Instructions to follow: Find the line containing "Extract the structured" in the listing below; reproduce it and every line after, exactly. Skip pictures.

Exercise inputs:
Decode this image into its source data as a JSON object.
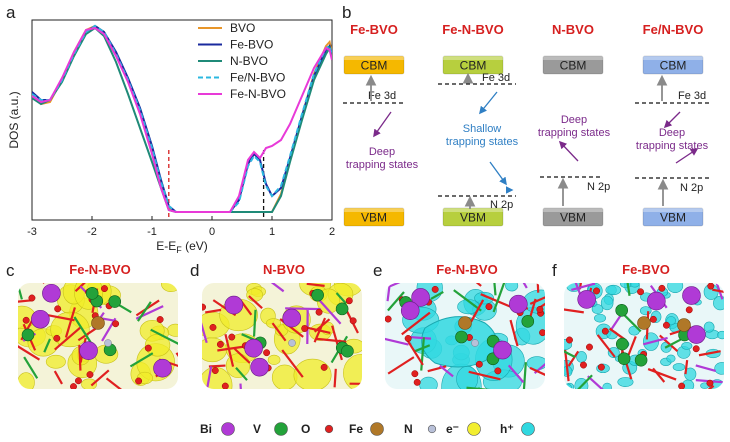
{
  "panel_letters": [
    "a",
    "b",
    "c",
    "d",
    "e",
    "f"
  ],
  "colors": {
    "BVO": "#e8962a",
    "Fe-BVO": "#1a2a9e",
    "N-BVO": "#1f8a78",
    "Fe/N-BVO": "#2bb8e0",
    "Fe-N-BVO": "#e83ad8",
    "cbm_vbm_fill": {
      "Fe-BVO": "#f5b800",
      "Fe-N-BVO": "#b7cf3e",
      "N-BVO": "#9a9a9a",
      "Fe/N-BVO": "#8fb0e8"
    },
    "title_red": "#d62020",
    "deep_purple": "#7b2a8a",
    "shallow_blue": "#2f7fc4"
  },
  "chart_data": {
    "type": "line",
    "ylabel": "DOS (a.u.)",
    "xlabel_main": "E-E",
    "xlabel_sub": "F",
    "xlabel_unit": " (eV)",
    "xlim": [
      -3,
      2
    ],
    "ylim": [
      0,
      1
    ],
    "xticks": [
      "-3",
      "-2",
      "-1",
      "0",
      "1",
      "2"
    ],
    "legend_position": "top-right",
    "vlines": [
      {
        "x": -0.72,
        "color": "#d62020",
        "style": "dashed"
      },
      {
        "x": 0.86,
        "color": "#111111",
        "style": "dashed"
      }
    ],
    "series": [
      {
        "name": "BVO",
        "style": "solid",
        "x": [
          -3,
          -2.85,
          -2.7,
          -2.5,
          -2.3,
          -2.1,
          -1.95,
          -1.8,
          -1.6,
          -1.4,
          -1.2,
          -1.0,
          -0.85,
          -0.72,
          -0.6,
          0.3,
          0.5,
          0.55,
          0.8,
          1.0,
          1.15,
          1.3,
          1.5,
          1.7,
          1.9,
          1.96,
          2.0
        ],
        "y": [
          0.62,
          0.58,
          0.59,
          0.7,
          0.84,
          0.95,
          0.97,
          0.94,
          0.83,
          0.7,
          0.55,
          0.36,
          0.18,
          0.06,
          0.04,
          0.04,
          0.04,
          0.04,
          0.04,
          0.04,
          0.13,
          0.3,
          0.52,
          0.73,
          0.87,
          0.89,
          0.84
        ]
      },
      {
        "name": "Fe-BVO",
        "style": "solid",
        "x": [
          -3,
          -2.85,
          -2.7,
          -2.5,
          -2.3,
          -2.1,
          -1.95,
          -1.8,
          -1.6,
          -1.4,
          -1.2,
          -1.0,
          -0.85,
          -0.72,
          -0.6,
          0.3,
          0.45,
          0.6,
          0.7,
          0.8,
          0.9,
          1.0,
          1.15,
          1.3,
          1.5,
          1.7,
          1.9,
          1.96,
          2.0
        ],
        "y": [
          0.64,
          0.6,
          0.6,
          0.7,
          0.83,
          0.94,
          0.97,
          0.94,
          0.84,
          0.71,
          0.56,
          0.37,
          0.2,
          0.07,
          0.04,
          0.04,
          0.1,
          0.28,
          0.33,
          0.3,
          0.18,
          0.12,
          0.16,
          0.31,
          0.52,
          0.72,
          0.85,
          0.87,
          0.83
        ]
      },
      {
        "name": "N-BVO",
        "style": "solid",
        "x": [
          -3,
          -2.85,
          -2.7,
          -2.5,
          -2.3,
          -2.1,
          -1.95,
          -1.8,
          -1.6,
          -1.4,
          -1.2,
          -1.0,
          -0.85,
          -0.72,
          -0.6,
          0.3,
          0.5,
          0.55,
          0.8,
          1.0,
          1.15,
          1.3,
          1.5,
          1.7,
          1.9,
          1.96,
          2.0
        ],
        "y": [
          0.61,
          0.58,
          0.6,
          0.69,
          0.82,
          0.93,
          0.96,
          0.92,
          0.79,
          0.63,
          0.46,
          0.29,
          0.16,
          0.05,
          0.04,
          0.04,
          0.04,
          0.04,
          0.04,
          0.04,
          0.12,
          0.29,
          0.5,
          0.7,
          0.83,
          0.86,
          0.81
        ]
      },
      {
        "name": "Fe/N-BVO",
        "style": "dashed",
        "x": [
          -3,
          -2.85,
          -2.7,
          -2.5,
          -2.3,
          -2.1,
          -1.95,
          -1.8,
          -1.6,
          -1.4,
          -1.2,
          -1.0,
          -0.85,
          -0.72,
          -0.6,
          0.3,
          0.45,
          0.6,
          0.7,
          0.8,
          0.9,
          1.0,
          1.15,
          1.3,
          1.5,
          1.7,
          1.9,
          1.96,
          2.0
        ],
        "y": [
          0.63,
          0.6,
          0.6,
          0.7,
          0.83,
          0.94,
          0.97,
          0.94,
          0.83,
          0.7,
          0.55,
          0.36,
          0.19,
          0.07,
          0.04,
          0.04,
          0.09,
          0.27,
          0.32,
          0.29,
          0.17,
          0.12,
          0.17,
          0.32,
          0.53,
          0.73,
          0.86,
          0.87,
          0.82
        ]
      },
      {
        "name": "Fe-N-BVO",
        "style": "solid",
        "x": [
          -3,
          -2.85,
          -2.7,
          -2.5,
          -2.3,
          -2.1,
          -1.95,
          -1.8,
          -1.6,
          -1.4,
          -1.2,
          -1.0,
          -0.85,
          -0.72,
          -0.6,
          0.3,
          0.45,
          0.6,
          0.7,
          0.8,
          0.9,
          1.0,
          1.15,
          1.3,
          1.5,
          1.7,
          1.9,
          1.96,
          2.0
        ],
        "y": [
          0.62,
          0.59,
          0.6,
          0.71,
          0.84,
          0.95,
          0.96,
          0.93,
          0.82,
          0.69,
          0.53,
          0.33,
          0.16,
          0.05,
          0.04,
          0.04,
          0.12,
          0.3,
          0.34,
          0.31,
          0.36,
          0.37,
          0.4,
          0.48,
          0.62,
          0.76,
          0.86,
          0.85,
          0.8
        ]
      }
    ]
  },
  "energy_diagram": {
    "columns": [
      {
        "title": "Fe-BVO",
        "cbm": "CBM",
        "vbm": "VBM",
        "levels": [
          {
            "label": "Fe 3d"
          }
        ],
        "trap_text": [
          "Deep",
          "trapping states"
        ],
        "trap_type": "deep"
      },
      {
        "title": "Fe-N-BVO",
        "cbm": "CBM",
        "vbm": "VBM",
        "levels": [
          {
            "label": "Fe 3d"
          },
          {
            "label": "N 2p"
          }
        ],
        "trap_text": [
          "Shallow",
          "trapping states"
        ],
        "trap_type": "shallow"
      },
      {
        "title": "N-BVO",
        "cbm": "CBM",
        "vbm": "VBM",
        "levels": [
          {
            "label": "N 2p"
          }
        ],
        "trap_text": [
          "Deep",
          "trapping states"
        ],
        "trap_type": "deep"
      },
      {
        "title": "Fe/N-BVO",
        "cbm": "CBM",
        "vbm": "VBM",
        "levels": [
          {
            "label": "Fe 3d"
          },
          {
            "label": "N 2p"
          }
        ],
        "trap_text": [
          "Deep",
          "trapping states"
        ],
        "trap_type": "deep"
      }
    ]
  },
  "structure_panels": [
    {
      "letter": "c",
      "title": "Fe-N-BVO",
      "density": "electron"
    },
    {
      "letter": "d",
      "title": "N-BVO",
      "density": "electron"
    },
    {
      "letter": "e",
      "title": "Fe-N-BVO",
      "density": "hole"
    },
    {
      "letter": "f",
      "title": "Fe-BVO",
      "density": "hole"
    }
  ],
  "atom_legend": [
    {
      "label": "Bi",
      "color": "#b03ad6"
    },
    {
      "label": "V",
      "color": "#23a23a"
    },
    {
      "label": "O",
      "color": "#e02020"
    },
    {
      "label": "Fe",
      "color": "#b07828"
    },
    {
      "label": "N",
      "color": "#b8c0d8"
    },
    {
      "label": "e⁻",
      "color": "#f2ee30"
    },
    {
      "label": "h⁺",
      "color": "#30d8e0"
    }
  ]
}
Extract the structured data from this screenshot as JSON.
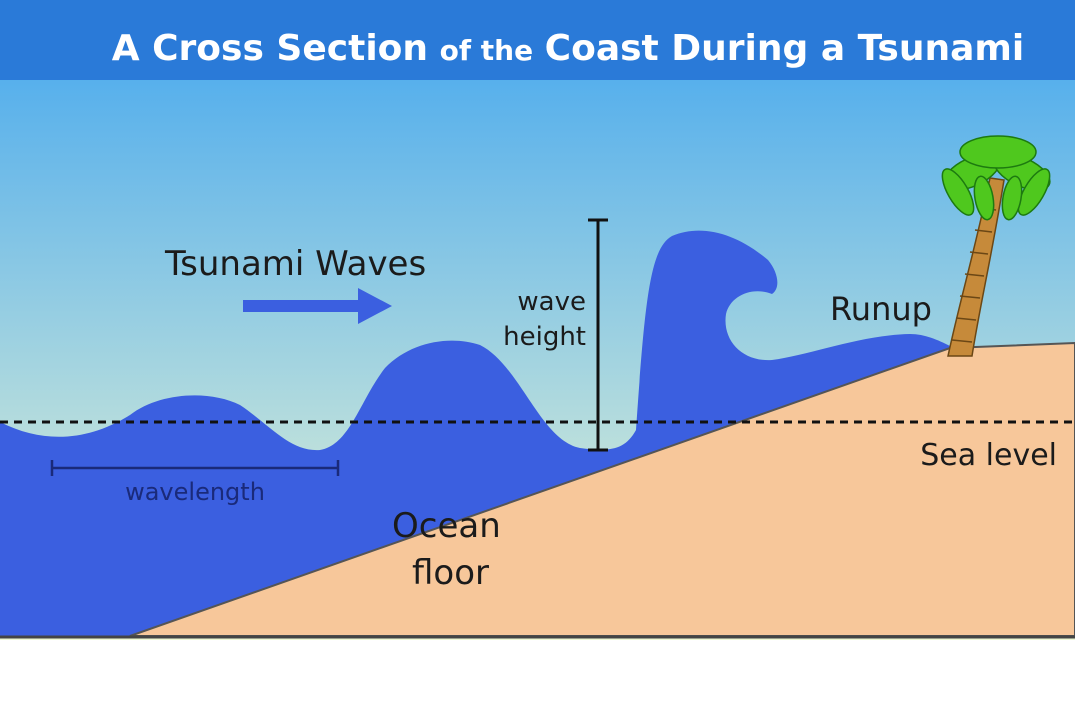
{
  "title": {
    "part1": "A Cross Section",
    "part2": "of the",
    "part3": "Coast During a Tsunami"
  },
  "labels": {
    "tsunami_waves": "Tsunami Waves",
    "wave_height_line1": "wave",
    "wave_height_line2": "height",
    "runup": "Runup",
    "sea_level": "Sea level",
    "wavelength": "wavelength",
    "ocean_floor_line1": "Ocean",
    "ocean_floor_line2": "floor"
  },
  "colors": {
    "title_band": "#2a7ad8",
    "sky_top": "#57b0ec",
    "sky_bottom": "#eef7d4",
    "water": "#3b5fe0",
    "land": "#f7c79a",
    "land_edge": "#555555",
    "trunk": "#c68a3a",
    "leaves": "#4fc81e",
    "label_text": "#1b1b1b",
    "water_label_text": "#1a2a7a"
  }
}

Output:
Extract the structured data from this screenshot as JSON.
{
  "title": {
    "part1": "A Cross Section",
    "part2": "of the",
    "part3": "Coast During a Tsunami"
  },
  "labels": {
    "tsunami_waves": "Tsunami Waves",
    "wave_height_line1": "wave",
    "wave_height_line2": "height",
    "runup": "Runup",
    "sea_level": "Sea level",
    "wavelength": "wavelength",
    "ocean_floor_line1": "Ocean",
    "ocean_floor_line2": "floor"
  },
  "colors": {
    "title_band": "#2a7ad8",
    "sky_top": "#57b0ec",
    "sky_bottom": "#eef7d4",
    "water": "#3b5fe0",
    "land": "#f7c79a",
    "land_edge": "#555555",
    "trunk": "#c68a3a",
    "leaves": "#4fc81e",
    "label_text": "#1b1b1b",
    "water_label_text": "#1a2a7a"
  }
}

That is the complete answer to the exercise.